### EXERCISE GOAL
Copy each line that holds "JSON".

Begin EXERCISE DATA

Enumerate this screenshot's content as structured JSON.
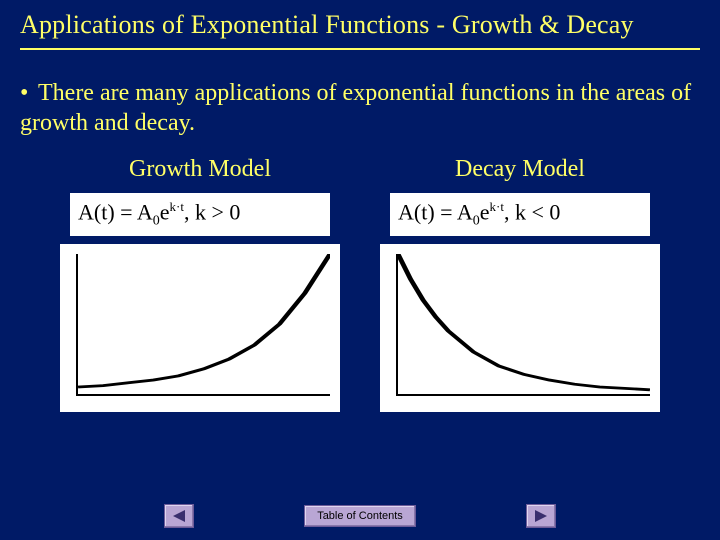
{
  "title": "Applications of Exponential Functions - Growth & Decay",
  "bullet": {
    "marker": "•",
    "text": "There are many applications of exponential functions in the areas of growth and decay."
  },
  "models": {
    "growth": {
      "label": "Growth Model",
      "formula": {
        "base": "A(t) = A",
        "sub": "0",
        "exp_prefix": "e",
        "exp": "k·t",
        "tail": ", k > 0"
      },
      "chart": {
        "type": "line",
        "stroke": "#000000",
        "stroke_width": 2,
        "background": "#ffffff",
        "points": [
          [
            0,
            0.05
          ],
          [
            0.1,
            0.06
          ],
          [
            0.2,
            0.08
          ],
          [
            0.3,
            0.1
          ],
          [
            0.4,
            0.13
          ],
          [
            0.5,
            0.18
          ],
          [
            0.6,
            0.25
          ],
          [
            0.7,
            0.35
          ],
          [
            0.8,
            0.5
          ],
          [
            0.9,
            0.72
          ],
          [
            1.0,
            1.0
          ]
        ]
      }
    },
    "decay": {
      "label": "Decay Model",
      "formula": {
        "base": "A(t) = A",
        "sub": "0",
        "exp_prefix": "e",
        "exp": "k·t",
        "tail": ", k < 0"
      },
      "chart": {
        "type": "line",
        "stroke": "#000000",
        "stroke_width": 2,
        "background": "#ffffff",
        "points": [
          [
            0,
            1.0
          ],
          [
            0.05,
            0.82
          ],
          [
            0.1,
            0.67
          ],
          [
            0.15,
            0.55
          ],
          [
            0.2,
            0.45
          ],
          [
            0.3,
            0.3
          ],
          [
            0.4,
            0.2
          ],
          [
            0.5,
            0.14
          ],
          [
            0.6,
            0.1
          ],
          [
            0.7,
            0.07
          ],
          [
            0.8,
            0.05
          ],
          [
            0.9,
            0.04
          ],
          [
            1.0,
            0.03
          ]
        ]
      }
    }
  },
  "footer": {
    "prev_icon": "triangle-left",
    "toc_label": "Table of Contents",
    "next_icon": "triangle-right",
    "button_bg": "#b9a6d4",
    "arrow_fill": "#3a2f6e"
  },
  "colors": {
    "page_bg": "#001a66",
    "text": "#ffff66",
    "rule": "#ffff66",
    "panel_bg": "#ffffff",
    "axis": "#000000"
  }
}
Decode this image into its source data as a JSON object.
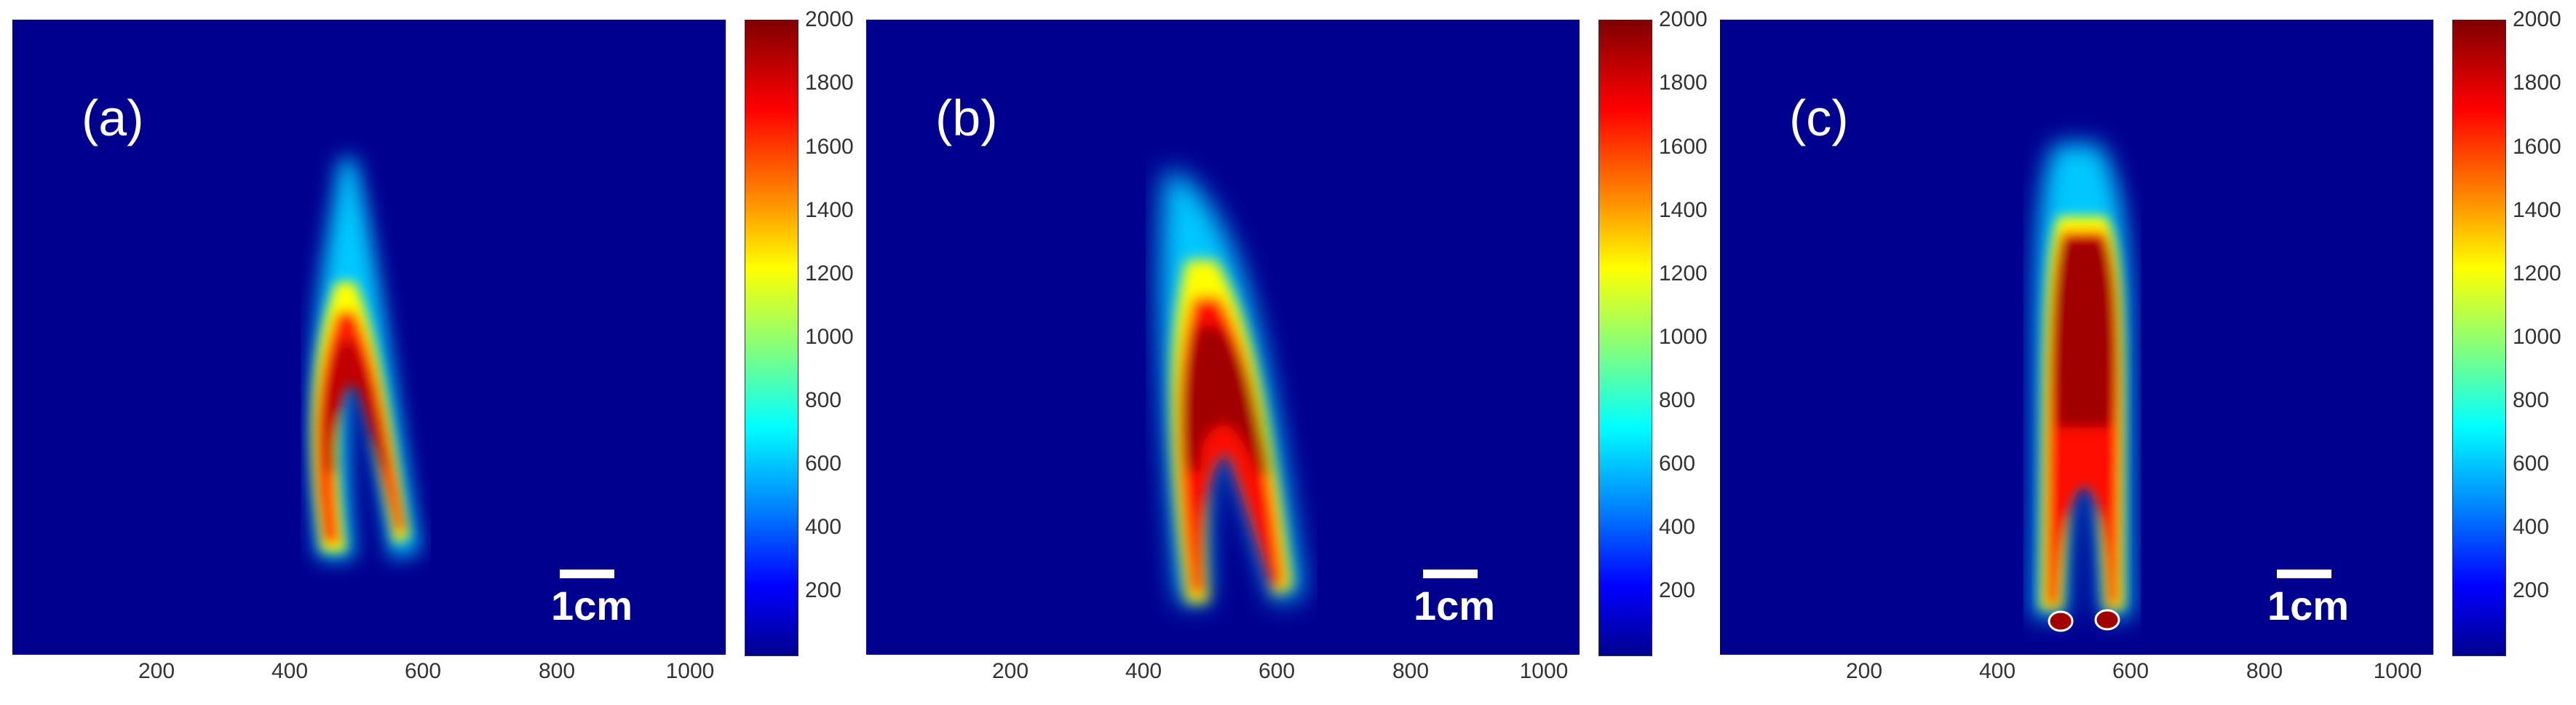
{
  "panels": [
    {
      "label": "(a)",
      "scalebar": "1cm"
    },
    {
      "label": "(b)",
      "scalebar": "1cm"
    },
    {
      "label": "(c)",
      "scalebar": "1cm"
    }
  ],
  "x_ticks": [
    "200",
    "400",
    "600",
    "800",
    "1000"
  ],
  "colorbar_ticks": [
    "2000",
    "1800",
    "1600",
    "1400",
    "1200",
    "1000",
    "800",
    "600",
    "400",
    "200"
  ],
  "colormap": "jet",
  "colors": {
    "background": "#00008f",
    "max": "#800000"
  }
}
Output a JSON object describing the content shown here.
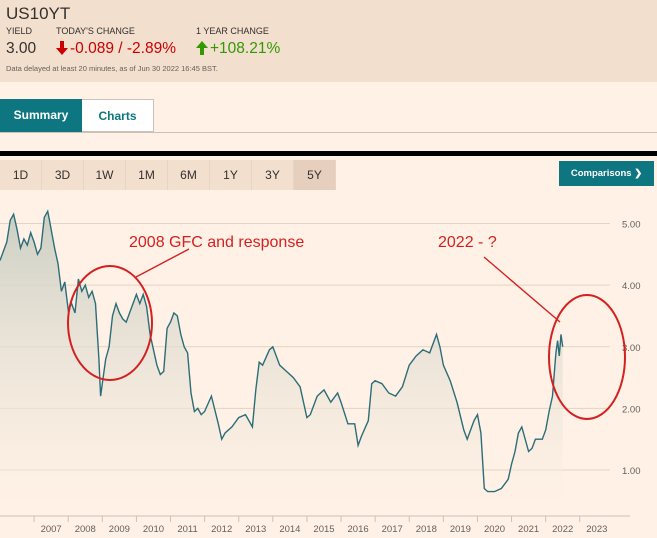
{
  "header": {
    "symbol": "US10YT",
    "yield_label": "YIELD",
    "yield_value": "3.00",
    "change_label": "TODAY'S CHANGE",
    "change_value": "-0.089 / -2.89%",
    "year_label": "1 YEAR CHANGE",
    "year_value": "+108.21%",
    "disclaimer": "Data delayed at least 20 minutes, as of Jun 30 2022 16:45 BST.",
    "colors": {
      "down": "#cc0000",
      "up": "#339900"
    },
    "icons": {
      "down": "arrow-down-icon",
      "up": "arrow-up-icon"
    }
  },
  "tabs": [
    {
      "label": "Summary",
      "active": true
    },
    {
      "label": "Charts",
      "active": false
    }
  ],
  "ranges": [
    {
      "label": "1D"
    },
    {
      "label": "3D"
    },
    {
      "label": "1W"
    },
    {
      "label": "1M"
    },
    {
      "label": "6M"
    },
    {
      "label": "1Y"
    },
    {
      "label": "3Y"
    },
    {
      "label": "5Y",
      "active": true
    }
  ],
  "comparisons_label": "Comparisons",
  "comparisons_icon": "chevron-right-icon",
  "annotations": {
    "gfc": "2008 GFC and response",
    "now": "2022 - ?",
    "color": "#d42020"
  },
  "chart_data": {
    "type": "area",
    "x_ticks": [
      "2007",
      "2008",
      "2009",
      "2010",
      "2011",
      "2012",
      "2013",
      "2014",
      "2015",
      "2016",
      "2017",
      "2018",
      "2019",
      "2020",
      "2021",
      "2022",
      "2023"
    ],
    "y_ticks": [
      "5.00",
      "4.00",
      "3.00",
      "2.00",
      "1.00"
    ],
    "ylim": [
      0.4,
      5.3
    ],
    "xlim": [
      2006.0,
      2023.3
    ],
    "grid": true,
    "line_color": "#2b6d78",
    "series": [
      {
        "x": [
          2006.0,
          2006.1,
          2006.2,
          2006.3,
          2006.4,
          2006.5,
          2006.55,
          2006.6,
          2006.7,
          2006.8,
          2006.9,
          2007.0,
          2007.1,
          2007.2,
          2007.3,
          2007.4,
          2007.45,
          2007.5,
          2007.6,
          2007.7,
          2007.8,
          2007.9,
          2008.0,
          2008.1,
          2008.2,
          2008.3,
          2008.4,
          2008.5,
          2008.6,
          2008.7,
          2008.8,
          2008.9,
          2008.95,
          2009.0,
          2009.1,
          2009.2,
          2009.3,
          2009.4,
          2009.5,
          2009.6,
          2009.7,
          2009.8,
          2009.9,
          2010.0,
          2010.1,
          2010.2,
          2010.3,
          2010.4,
          2010.5,
          2010.6,
          2010.7,
          2010.8,
          2010.9,
          2011.0,
          2011.1,
          2011.2,
          2011.3,
          2011.4,
          2011.5,
          2011.6,
          2011.7,
          2011.8,
          2011.9,
          2012.0,
          2012.2,
          2012.4,
          2012.5,
          2012.6,
          2012.8,
          2013.0,
          2013.2,
          2013.4,
          2013.5,
          2013.6,
          2013.7,
          2013.9,
          2014.0,
          2014.2,
          2014.4,
          2014.6,
          2014.8,
          2015.0,
          2015.1,
          2015.3,
          2015.5,
          2015.7,
          2015.9,
          2016.0,
          2016.2,
          2016.4,
          2016.5,
          2016.6,
          2016.8,
          2016.9,
          2017.0,
          2017.2,
          2017.4,
          2017.6,
          2017.8,
          2018.0,
          2018.2,
          2018.4,
          2018.6,
          2018.8,
          2018.9,
          2019.0,
          2019.2,
          2019.4,
          2019.6,
          2019.7,
          2019.9,
          2020.0,
          2020.1,
          2020.2,
          2020.3,
          2020.5,
          2020.7,
          2020.9,
          2021.0,
          2021.1,
          2021.2,
          2021.3,
          2021.5,
          2021.6,
          2021.7,
          2021.9,
          2022.0,
          2022.1,
          2022.2,
          2022.3,
          2022.35,
          2022.4,
          2022.45,
          2022.5
        ],
        "values": [
          4.4,
          4.55,
          4.7,
          5.05,
          5.15,
          4.9,
          4.75,
          4.6,
          4.75,
          4.65,
          4.85,
          4.7,
          4.5,
          4.6,
          5.1,
          5.2,
          5.05,
          4.9,
          4.6,
          4.35,
          3.9,
          4.05,
          3.6,
          3.7,
          3.55,
          4.1,
          3.9,
          4.0,
          3.8,
          3.9,
          3.7,
          2.8,
          2.2,
          2.4,
          2.8,
          3.0,
          3.5,
          3.7,
          3.55,
          3.45,
          3.4,
          3.55,
          3.7,
          3.85,
          3.7,
          3.85,
          3.65,
          3.2,
          2.95,
          2.7,
          2.55,
          2.6,
          3.3,
          3.4,
          3.55,
          3.5,
          3.2,
          3.0,
          2.9,
          2.25,
          1.95,
          2.0,
          1.9,
          1.95,
          2.2,
          1.75,
          1.5,
          1.6,
          1.7,
          1.85,
          1.9,
          1.7,
          2.3,
          2.75,
          2.7,
          2.95,
          3.0,
          2.7,
          2.6,
          2.5,
          2.35,
          1.85,
          1.9,
          2.2,
          2.3,
          2.1,
          2.25,
          2.1,
          1.75,
          1.75,
          1.4,
          1.55,
          1.8,
          2.4,
          2.45,
          2.4,
          2.25,
          2.2,
          2.35,
          2.7,
          2.85,
          2.95,
          2.9,
          3.2,
          3.0,
          2.7,
          2.45,
          2.1,
          1.65,
          1.5,
          1.8,
          1.9,
          1.6,
          0.7,
          0.65,
          0.65,
          0.7,
          0.85,
          1.1,
          1.3,
          1.6,
          1.7,
          1.3,
          1.35,
          1.5,
          1.5,
          1.65,
          1.95,
          2.2,
          2.9,
          3.1,
          2.85,
          3.2,
          3.0
        ]
      }
    ]
  }
}
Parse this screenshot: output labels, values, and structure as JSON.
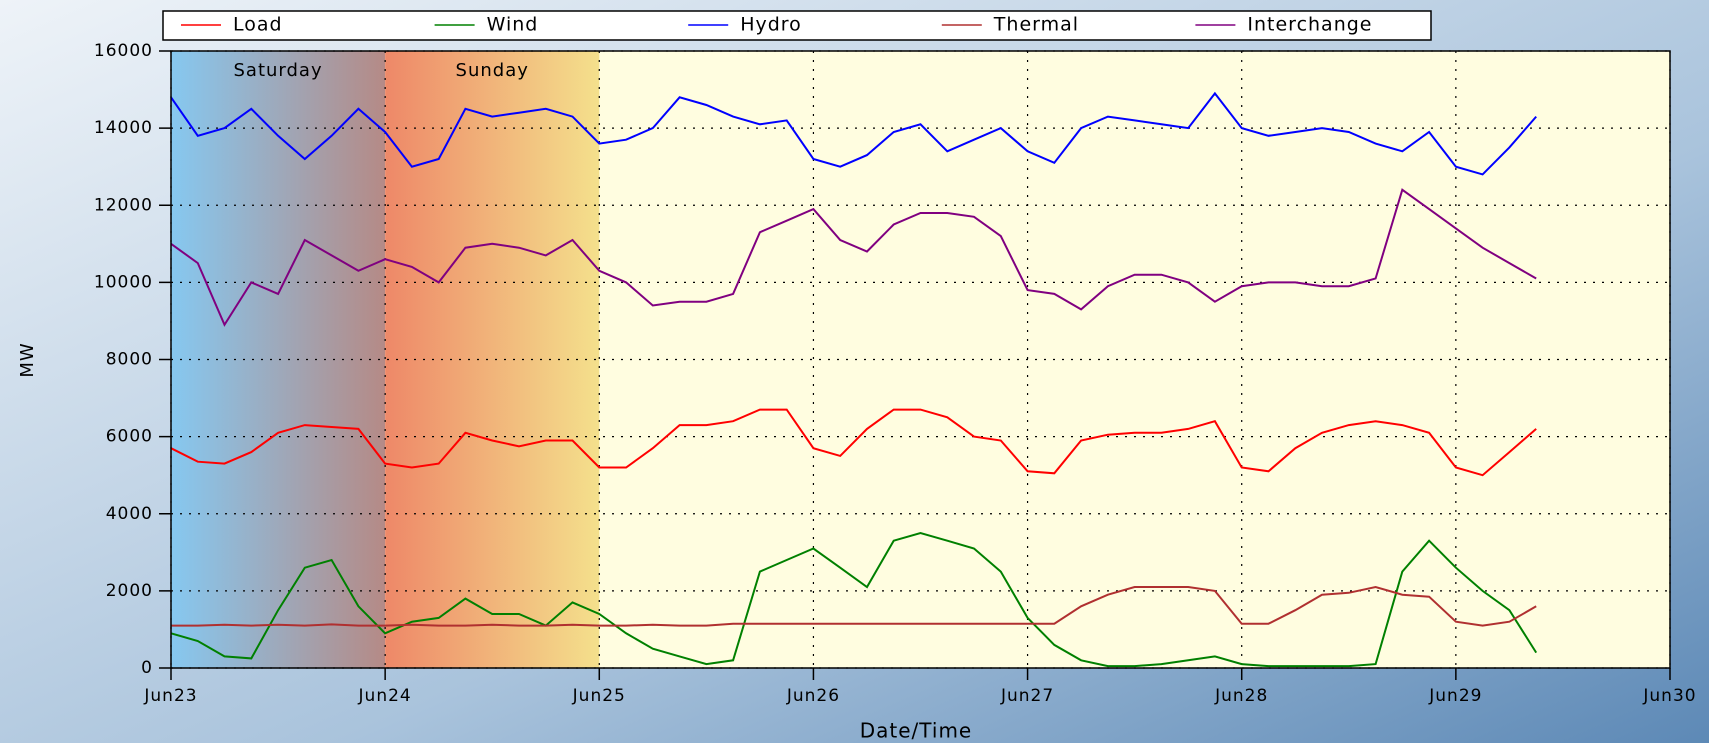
{
  "chart_data": {
    "type": "line",
    "xlabel": "Date/Time",
    "ylabel": "MW",
    "xlim": [
      0,
      7
    ],
    "ylim": [
      0,
      16000
    ],
    "xticks": [
      {
        "value": 0,
        "label": "Jun23"
      },
      {
        "value": 1,
        "label": "Jun24"
      },
      {
        "value": 2,
        "label": "Jun25"
      },
      {
        "value": 3,
        "label": "Jun26"
      },
      {
        "value": 4,
        "label": "Jun27"
      },
      {
        "value": 5,
        "label": "Jun28"
      },
      {
        "value": 6,
        "label": "Jun29"
      },
      {
        "value": 7,
        "label": "Jun30"
      }
    ],
    "yticks": [
      0,
      2000,
      4000,
      6000,
      8000,
      10000,
      12000,
      14000,
      16000
    ],
    "grid": true,
    "legend": "top",
    "annotations": [
      {
        "text": "Saturday",
        "start": 0,
        "end": 1
      },
      {
        "text": "Sunday",
        "start": 1,
        "end": 2
      }
    ],
    "x": [
      0,
      0.125,
      0.25,
      0.375,
      0.5,
      0.625,
      0.75,
      0.875,
      1,
      1.125,
      1.25,
      1.375,
      1.5,
      1.625,
      1.75,
      1.875,
      2,
      2.125,
      2.25,
      2.375,
      2.5,
      2.625,
      2.75,
      2.875,
      3,
      3.125,
      3.25,
      3.375,
      3.5,
      3.625,
      3.75,
      3.875,
      4,
      4.125,
      4.25,
      4.375,
      4.5,
      4.625,
      4.75,
      4.875,
      5,
      5.125,
      5.25,
      5.375,
      5.5,
      5.625,
      5.75,
      5.875,
      6,
      6.125,
      6.25,
      6.375
    ],
    "series": [
      {
        "name": "Load",
        "color": "#ff0000",
        "values": [
          5700,
          5350,
          5300,
          5600,
          6100,
          6300,
          6250,
          6200,
          5300,
          5200,
          5300,
          6100,
          5900,
          5750,
          5900,
          5900,
          5200,
          5200,
          5700,
          6300,
          6300,
          6400,
          6700,
          6700,
          5700,
          5500,
          6200,
          6700,
          6700,
          6500,
          6000,
          5900,
          5100,
          5050,
          5900,
          6050,
          6100,
          6100,
          6200,
          6400,
          5200,
          5100,
          5700,
          6100,
          6300,
          6400,
          6300,
          6100,
          5200,
          5000,
          5600,
          6200
        ]
      },
      {
        "name": "Wind",
        "color": "#008000",
        "values": [
          900,
          700,
          300,
          250,
          1500,
          2600,
          2800,
          1600,
          900,
          1200,
          1300,
          1800,
          1400,
          1400,
          1100,
          1700,
          1400,
          900,
          500,
          300,
          100,
          200,
          2500,
          2800,
          3100,
          2600,
          2100,
          3300,
          3500,
          3300,
          3100,
          2500,
          1300,
          600,
          200,
          50,
          50,
          100,
          200,
          300,
          100,
          50,
          50,
          50,
          50,
          100,
          2500,
          3300,
          2600,
          2000,
          1500,
          400
        ]
      },
      {
        "name": "Hydro",
        "color": "#0000ff",
        "values": [
          14800,
          13800,
          14000,
          14500,
          13800,
          13200,
          13800,
          14500,
          13900,
          13000,
          13200,
          14500,
          14300,
          14400,
          14500,
          14300,
          13600,
          13700,
          14000,
          14800,
          14600,
          14300,
          14100,
          14200,
          13200,
          13000,
          13300,
          13900,
          14100,
          13400,
          13700,
          14000,
          13400,
          13100,
          14000,
          14300,
          14200,
          14100,
          14000,
          14900,
          14000,
          13800,
          13900,
          14000,
          13900,
          13600,
          13400,
          13900,
          13000,
          12800,
          13500,
          14300
        ]
      },
      {
        "name": "Thermal",
        "color": "#b03030",
        "values": [
          1100,
          1100,
          1120,
          1100,
          1120,
          1100,
          1130,
          1100,
          1100,
          1120,
          1100,
          1100,
          1120,
          1100,
          1100,
          1120,
          1100,
          1100,
          1120,
          1100,
          1100,
          1150,
          1150,
          1150,
          1150,
          1150,
          1150,
          1150,
          1150,
          1150,
          1150,
          1150,
          1150,
          1150,
          1600,
          1900,
          2100,
          2100,
          2100,
          2000,
          1150,
          1150,
          1500,
          1900,
          1950,
          2100,
          1900,
          1850,
          1200,
          1100,
          1200,
          1600
        ]
      },
      {
        "name": "Interchange",
        "color": "#800080",
        "values": [
          11000,
          10500,
          8900,
          10000,
          9700,
          11100,
          10700,
          10300,
          10600,
          10400,
          10000,
          10900,
          11000,
          10900,
          10700,
          11100,
          10300,
          10000,
          9400,
          9500,
          9500,
          9700,
          11300,
          11600,
          11900,
          11100,
          10800,
          11500,
          11800,
          11800,
          11700,
          11200,
          9800,
          9700,
          9300,
          9900,
          10200,
          10200,
          10000,
          9500,
          9900,
          10000,
          10000,
          9900,
          9900,
          10100,
          12400,
          11900,
          11400,
          10900,
          10500,
          10100
        ]
      }
    ]
  }
}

End EXERCISE DATA

### EXPECTED ANSWER
Enumerate this screenshot's content as structured JSON.
Decode this image into its source data as a JSON object.
Output a JSON object describing the content shown here.
Parse this screenshot: output labels, values, and structure as JSON.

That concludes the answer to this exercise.